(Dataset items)
----------

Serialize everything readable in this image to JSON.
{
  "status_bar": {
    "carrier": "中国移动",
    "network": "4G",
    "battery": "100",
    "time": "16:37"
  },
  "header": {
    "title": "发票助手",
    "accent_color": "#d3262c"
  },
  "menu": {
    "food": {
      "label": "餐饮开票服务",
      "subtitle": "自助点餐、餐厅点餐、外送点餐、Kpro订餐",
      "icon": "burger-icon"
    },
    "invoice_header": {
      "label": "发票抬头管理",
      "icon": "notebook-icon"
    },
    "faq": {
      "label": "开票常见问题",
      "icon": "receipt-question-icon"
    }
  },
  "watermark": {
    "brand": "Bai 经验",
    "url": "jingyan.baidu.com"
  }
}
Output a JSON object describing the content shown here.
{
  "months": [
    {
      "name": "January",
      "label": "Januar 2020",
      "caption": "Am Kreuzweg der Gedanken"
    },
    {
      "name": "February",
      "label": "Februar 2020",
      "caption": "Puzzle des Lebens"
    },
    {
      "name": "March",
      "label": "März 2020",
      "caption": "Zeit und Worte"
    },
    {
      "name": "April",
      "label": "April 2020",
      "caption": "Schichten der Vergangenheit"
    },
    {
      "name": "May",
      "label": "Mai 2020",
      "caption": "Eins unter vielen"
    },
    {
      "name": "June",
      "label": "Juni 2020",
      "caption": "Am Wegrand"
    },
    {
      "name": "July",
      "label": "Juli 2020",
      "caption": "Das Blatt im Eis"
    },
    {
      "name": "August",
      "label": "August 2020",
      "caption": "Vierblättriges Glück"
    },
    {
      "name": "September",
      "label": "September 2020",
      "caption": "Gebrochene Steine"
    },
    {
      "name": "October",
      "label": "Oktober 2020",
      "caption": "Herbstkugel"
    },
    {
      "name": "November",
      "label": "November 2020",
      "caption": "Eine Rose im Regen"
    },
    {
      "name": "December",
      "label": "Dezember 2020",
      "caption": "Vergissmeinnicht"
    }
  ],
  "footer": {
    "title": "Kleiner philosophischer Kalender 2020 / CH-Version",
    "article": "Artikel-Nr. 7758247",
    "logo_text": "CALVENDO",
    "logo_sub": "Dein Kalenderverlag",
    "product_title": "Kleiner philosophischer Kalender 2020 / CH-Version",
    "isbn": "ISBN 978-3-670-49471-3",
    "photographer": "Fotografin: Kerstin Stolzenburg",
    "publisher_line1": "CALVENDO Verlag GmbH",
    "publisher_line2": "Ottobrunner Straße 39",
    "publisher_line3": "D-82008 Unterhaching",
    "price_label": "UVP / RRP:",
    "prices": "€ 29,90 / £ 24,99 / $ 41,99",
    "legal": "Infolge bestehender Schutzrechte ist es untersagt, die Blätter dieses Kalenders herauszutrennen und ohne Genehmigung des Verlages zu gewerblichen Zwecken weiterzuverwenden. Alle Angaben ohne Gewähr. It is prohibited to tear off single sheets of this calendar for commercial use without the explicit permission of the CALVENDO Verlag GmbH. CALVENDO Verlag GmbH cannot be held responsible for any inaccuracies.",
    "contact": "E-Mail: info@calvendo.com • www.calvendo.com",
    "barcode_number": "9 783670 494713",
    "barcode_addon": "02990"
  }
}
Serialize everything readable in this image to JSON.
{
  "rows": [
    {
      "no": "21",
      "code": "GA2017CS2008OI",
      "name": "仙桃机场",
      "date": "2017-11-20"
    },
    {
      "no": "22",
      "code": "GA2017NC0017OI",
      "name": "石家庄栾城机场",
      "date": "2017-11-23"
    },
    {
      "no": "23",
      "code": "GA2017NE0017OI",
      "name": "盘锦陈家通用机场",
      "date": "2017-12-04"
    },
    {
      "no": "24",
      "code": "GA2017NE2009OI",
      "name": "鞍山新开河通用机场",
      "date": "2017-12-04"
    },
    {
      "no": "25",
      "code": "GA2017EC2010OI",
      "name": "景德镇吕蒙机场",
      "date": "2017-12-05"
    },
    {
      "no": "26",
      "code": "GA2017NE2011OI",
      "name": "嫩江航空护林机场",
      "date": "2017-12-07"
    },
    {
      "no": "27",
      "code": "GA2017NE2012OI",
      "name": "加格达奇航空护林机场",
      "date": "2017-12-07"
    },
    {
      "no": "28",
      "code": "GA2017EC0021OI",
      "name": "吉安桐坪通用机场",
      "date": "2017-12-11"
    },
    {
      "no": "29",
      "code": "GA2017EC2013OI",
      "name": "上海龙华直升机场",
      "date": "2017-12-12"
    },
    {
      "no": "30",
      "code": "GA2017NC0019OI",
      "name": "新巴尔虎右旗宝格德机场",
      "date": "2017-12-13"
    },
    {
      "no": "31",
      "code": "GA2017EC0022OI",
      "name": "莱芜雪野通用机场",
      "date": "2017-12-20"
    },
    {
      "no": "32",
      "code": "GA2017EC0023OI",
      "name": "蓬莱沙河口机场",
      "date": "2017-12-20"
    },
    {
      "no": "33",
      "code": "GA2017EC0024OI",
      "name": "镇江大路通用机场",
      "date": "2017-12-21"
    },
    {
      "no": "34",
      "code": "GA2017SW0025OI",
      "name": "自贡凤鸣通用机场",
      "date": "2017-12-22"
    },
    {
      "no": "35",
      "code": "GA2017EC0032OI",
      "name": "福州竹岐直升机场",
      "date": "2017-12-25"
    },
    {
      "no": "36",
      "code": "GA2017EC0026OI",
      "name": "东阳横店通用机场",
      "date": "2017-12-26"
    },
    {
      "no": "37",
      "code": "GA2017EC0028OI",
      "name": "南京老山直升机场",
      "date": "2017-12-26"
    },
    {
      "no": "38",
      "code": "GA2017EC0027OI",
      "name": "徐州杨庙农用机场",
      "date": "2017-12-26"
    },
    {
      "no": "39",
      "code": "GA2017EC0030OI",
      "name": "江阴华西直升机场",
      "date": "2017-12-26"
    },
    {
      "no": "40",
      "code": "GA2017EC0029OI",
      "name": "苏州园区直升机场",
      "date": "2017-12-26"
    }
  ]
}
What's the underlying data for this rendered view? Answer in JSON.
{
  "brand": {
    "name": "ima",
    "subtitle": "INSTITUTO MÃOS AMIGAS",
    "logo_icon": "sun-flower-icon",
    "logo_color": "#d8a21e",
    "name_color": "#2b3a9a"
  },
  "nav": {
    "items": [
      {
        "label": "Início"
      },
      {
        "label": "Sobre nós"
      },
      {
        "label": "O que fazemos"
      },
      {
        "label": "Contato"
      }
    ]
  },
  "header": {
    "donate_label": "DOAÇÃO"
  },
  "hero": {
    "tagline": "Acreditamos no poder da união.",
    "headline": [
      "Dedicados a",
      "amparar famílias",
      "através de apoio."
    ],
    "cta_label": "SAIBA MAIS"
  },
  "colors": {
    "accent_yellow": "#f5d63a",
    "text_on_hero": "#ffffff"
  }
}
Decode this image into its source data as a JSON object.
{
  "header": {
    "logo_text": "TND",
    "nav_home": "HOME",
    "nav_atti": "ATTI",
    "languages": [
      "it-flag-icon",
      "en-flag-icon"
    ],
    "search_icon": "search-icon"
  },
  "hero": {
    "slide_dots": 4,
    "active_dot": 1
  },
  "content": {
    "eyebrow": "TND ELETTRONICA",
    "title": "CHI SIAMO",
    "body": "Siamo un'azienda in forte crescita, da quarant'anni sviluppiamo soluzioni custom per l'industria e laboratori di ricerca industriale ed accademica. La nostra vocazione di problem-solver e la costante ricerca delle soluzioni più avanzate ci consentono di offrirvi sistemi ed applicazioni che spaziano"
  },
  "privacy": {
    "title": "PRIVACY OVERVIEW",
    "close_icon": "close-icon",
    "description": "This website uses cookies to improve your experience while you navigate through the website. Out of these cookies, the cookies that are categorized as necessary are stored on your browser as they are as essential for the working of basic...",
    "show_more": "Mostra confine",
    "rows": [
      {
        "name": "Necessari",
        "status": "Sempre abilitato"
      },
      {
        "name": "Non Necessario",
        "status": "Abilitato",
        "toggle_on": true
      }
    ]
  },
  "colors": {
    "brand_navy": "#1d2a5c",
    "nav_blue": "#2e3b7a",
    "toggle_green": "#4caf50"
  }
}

----------

Give again, word for word, every line from the one holding "Decode this image" to the end of the data.

Decode this image into its source data as a JSON object.
{
  "header": {
    "logo_text": "TND",
    "nav_home": "HOME",
    "nav_atti": "ATTI",
    "languages": [
      "it-flag-icon",
      "en-flag-icon"
    ],
    "search_icon": "search-icon"
  },
  "hero": {
    "slide_dots": 4,
    "active_dot": 1
  },
  "content": {
    "eyebrow": "TND ELETTRONICA",
    "title": "CHI SIAMO",
    "body": "Siamo un'azienda in forte crescita, da quarant'anni sviluppiamo soluzioni custom per l'industria e laboratori di ricerca industriale ed accademica. La nostra vocazione di problem-solver e la costante ricerca delle soluzioni più avanzate ci consentono di offrirvi sistemi ed applicazioni che spaziano"
  },
  "privacy": {
    "title": "PRIVACY OVERVIEW",
    "close_icon": "close-icon",
    "description": "This website uses cookies to improve your experience while you navigate through the website. Out of these cookies, the cookies that are categorized as necessary are stored on your browser as they are as essential for the working of basic...",
    "show_more": "Mostra confine",
    "rows": [
      {
        "name": "Necessari",
        "status": "Sempre abilitato"
      },
      {
        "name": "Non Necessario",
        "status": "Abilitato",
        "toggle_on": true
      }
    ]
  },
  "colors": {
    "brand_navy": "#1d2a5c",
    "nav_blue": "#2e3b7a",
    "toggle_green": "#4caf50"
  }
}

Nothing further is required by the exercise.